PASSAGE SHOWN Start Marker

*** Warning this is about to get real***

 

**Last chance to stop reading**

 

*You have been warned*

Today is suppose to be _____________ (fill in the blank). I find myself wrestling with this statement on so many levels. Today is suppose to be fun, lighthearted, relaxing, focusing on Jesus (I mean everyday should be) but, today especially. But with every effort I make to relax and rest in Jesus I am met with the opposite. I even tried a cheap massage to help relieve some tension. Today, our day of rest, we had to move rooms and the wifi sucks. Even in my attempt to find good wifi, I can’t get it to connect. And today I am really missing home. I miss my sisters and their perfect, unique laughs and crazy ideas. I miss my daddy and my sweet talks with my mama. I miss the softness of my grandma and the little tough love from my pappy. I miss my pastors and the wisdom they walk in. I miss my friends and our coffee dates. I miss all the sweet little kiddos from home who have made such a huge impact in my life. I miss my church family, my biological family, and my adopted family members and their never ending love and support. I miss the easiness of back home. I really just miss home.

At the same time I am frustrated with missing home. Simple because it hasn’t even been a month. The coffee shop is playing “see you again” (fast and furious 7), I am crying (I mean ugly crying) in public, and as all these little frustrations are building my music changes to Kari Jobe, “Speak to me.” Okay, okay Jesus I hear you I am listening.

PASSAGE SHOWN End Marker

## PROMPT 1
Rewrite the paragraph of the post that begins "At the same time I am frustrated" in a shorter form, keeping its main facts.
## PROMPT 2
Repeat word for word the stretch of the post from "At the same" through "I am listening.".

DATA TO EXAMINE Start Marker

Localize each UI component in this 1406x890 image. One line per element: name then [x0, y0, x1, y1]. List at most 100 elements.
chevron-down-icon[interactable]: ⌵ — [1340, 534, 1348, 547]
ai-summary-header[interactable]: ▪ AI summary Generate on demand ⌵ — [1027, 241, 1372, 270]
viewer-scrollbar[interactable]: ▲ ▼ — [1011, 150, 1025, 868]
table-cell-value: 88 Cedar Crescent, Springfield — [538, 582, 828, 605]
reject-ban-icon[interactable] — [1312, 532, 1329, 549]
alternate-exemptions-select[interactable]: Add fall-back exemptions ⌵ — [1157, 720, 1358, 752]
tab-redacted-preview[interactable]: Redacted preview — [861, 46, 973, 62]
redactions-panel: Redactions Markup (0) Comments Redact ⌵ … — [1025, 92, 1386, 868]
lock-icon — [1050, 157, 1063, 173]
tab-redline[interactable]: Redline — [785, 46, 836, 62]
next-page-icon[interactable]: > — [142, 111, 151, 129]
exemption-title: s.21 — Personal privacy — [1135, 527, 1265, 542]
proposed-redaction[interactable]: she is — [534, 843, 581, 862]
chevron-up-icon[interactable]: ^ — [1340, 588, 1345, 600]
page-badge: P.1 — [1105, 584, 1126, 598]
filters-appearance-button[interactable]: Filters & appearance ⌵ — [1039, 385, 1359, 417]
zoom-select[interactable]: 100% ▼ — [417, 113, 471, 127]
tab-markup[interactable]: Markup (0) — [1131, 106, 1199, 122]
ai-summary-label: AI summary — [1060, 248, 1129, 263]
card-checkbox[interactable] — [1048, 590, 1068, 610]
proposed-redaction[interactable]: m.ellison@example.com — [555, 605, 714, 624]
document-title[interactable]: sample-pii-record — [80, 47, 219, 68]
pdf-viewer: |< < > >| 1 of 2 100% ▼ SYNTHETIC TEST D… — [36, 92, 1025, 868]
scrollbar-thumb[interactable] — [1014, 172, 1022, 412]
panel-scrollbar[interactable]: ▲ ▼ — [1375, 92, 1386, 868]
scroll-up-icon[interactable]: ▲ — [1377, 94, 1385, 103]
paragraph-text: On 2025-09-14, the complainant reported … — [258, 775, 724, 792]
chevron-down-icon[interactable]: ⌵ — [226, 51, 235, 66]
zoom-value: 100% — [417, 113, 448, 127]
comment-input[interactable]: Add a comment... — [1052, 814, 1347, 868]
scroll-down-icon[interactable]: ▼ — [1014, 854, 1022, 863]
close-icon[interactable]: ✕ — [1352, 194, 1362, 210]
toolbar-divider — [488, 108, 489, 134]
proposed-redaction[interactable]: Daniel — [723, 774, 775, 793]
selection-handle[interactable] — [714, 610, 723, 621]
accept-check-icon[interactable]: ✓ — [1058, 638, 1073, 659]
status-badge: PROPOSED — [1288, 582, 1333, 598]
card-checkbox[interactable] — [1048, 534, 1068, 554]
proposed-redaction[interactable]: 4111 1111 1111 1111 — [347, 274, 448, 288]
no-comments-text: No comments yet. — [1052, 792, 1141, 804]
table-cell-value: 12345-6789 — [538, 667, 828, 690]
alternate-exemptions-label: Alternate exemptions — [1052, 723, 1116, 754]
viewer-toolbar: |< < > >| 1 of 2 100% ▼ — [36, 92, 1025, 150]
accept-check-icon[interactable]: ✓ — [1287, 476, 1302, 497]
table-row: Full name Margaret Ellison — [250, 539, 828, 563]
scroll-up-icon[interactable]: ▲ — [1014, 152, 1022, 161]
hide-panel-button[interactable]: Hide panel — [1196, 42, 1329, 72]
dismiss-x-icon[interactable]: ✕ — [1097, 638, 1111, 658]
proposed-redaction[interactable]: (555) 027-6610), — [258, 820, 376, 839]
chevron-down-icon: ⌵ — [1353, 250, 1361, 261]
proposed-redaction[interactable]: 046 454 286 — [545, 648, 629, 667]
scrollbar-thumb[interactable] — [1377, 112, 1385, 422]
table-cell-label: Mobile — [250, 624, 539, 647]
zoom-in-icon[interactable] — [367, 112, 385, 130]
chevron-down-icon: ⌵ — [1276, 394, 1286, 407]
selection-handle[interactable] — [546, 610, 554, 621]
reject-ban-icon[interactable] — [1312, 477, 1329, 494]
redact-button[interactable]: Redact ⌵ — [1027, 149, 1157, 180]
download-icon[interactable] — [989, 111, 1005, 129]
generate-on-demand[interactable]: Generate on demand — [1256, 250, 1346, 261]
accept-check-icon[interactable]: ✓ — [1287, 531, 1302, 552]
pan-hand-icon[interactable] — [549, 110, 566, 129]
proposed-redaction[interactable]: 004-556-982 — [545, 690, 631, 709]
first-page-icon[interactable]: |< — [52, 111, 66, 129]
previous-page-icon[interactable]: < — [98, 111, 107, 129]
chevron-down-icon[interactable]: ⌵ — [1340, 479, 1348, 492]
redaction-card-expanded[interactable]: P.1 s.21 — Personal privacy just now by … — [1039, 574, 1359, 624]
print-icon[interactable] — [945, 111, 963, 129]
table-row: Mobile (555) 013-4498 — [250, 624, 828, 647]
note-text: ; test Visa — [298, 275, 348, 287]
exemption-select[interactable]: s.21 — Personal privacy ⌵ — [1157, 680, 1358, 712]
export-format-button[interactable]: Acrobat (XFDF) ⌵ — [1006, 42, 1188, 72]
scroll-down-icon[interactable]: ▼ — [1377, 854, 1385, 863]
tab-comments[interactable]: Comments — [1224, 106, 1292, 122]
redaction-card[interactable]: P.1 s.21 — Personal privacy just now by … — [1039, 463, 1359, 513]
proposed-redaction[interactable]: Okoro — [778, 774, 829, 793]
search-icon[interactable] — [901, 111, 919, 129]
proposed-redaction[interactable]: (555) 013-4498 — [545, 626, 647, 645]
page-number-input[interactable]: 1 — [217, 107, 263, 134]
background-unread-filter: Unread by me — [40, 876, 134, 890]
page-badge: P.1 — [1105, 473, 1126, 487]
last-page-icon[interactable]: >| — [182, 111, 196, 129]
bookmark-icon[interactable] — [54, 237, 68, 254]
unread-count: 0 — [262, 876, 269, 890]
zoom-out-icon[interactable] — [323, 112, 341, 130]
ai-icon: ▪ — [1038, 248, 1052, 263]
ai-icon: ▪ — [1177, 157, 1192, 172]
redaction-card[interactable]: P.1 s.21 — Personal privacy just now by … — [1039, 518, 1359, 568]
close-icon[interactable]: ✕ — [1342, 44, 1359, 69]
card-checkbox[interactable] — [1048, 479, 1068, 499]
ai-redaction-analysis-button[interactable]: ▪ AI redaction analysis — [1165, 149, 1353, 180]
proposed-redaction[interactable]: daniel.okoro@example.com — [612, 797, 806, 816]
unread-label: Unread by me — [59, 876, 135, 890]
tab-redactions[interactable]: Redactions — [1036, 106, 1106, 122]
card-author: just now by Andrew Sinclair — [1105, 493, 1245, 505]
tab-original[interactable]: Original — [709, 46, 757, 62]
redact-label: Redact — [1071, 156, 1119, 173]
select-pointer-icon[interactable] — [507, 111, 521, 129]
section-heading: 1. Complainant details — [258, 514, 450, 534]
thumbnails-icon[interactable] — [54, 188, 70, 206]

DATA TO EXAMINE End Marker

## RESPONSE 1
I'm frustrated that I miss home when it hasn't even been a month. In the coffee shop, "See You Again" from Fast and Furious 7 comes on and I ugly cry in public. As my frustrations build, my music switches to Kari Jobe's "Speak to Me." I take it as Jesus speaking, and I'm listening.

## RESPONSE 2
At the same time I am frustrated with missing home. Simple because it hasn’t even been a month. The coffee shop is playing “see you again” (fast and furious 7), I am crying (I mean ugly crying) in public, and as all these little frustrations are building my music changes to Kari Jobe, “Speak to me.” Okay, okay Jesus I hear you I am listening.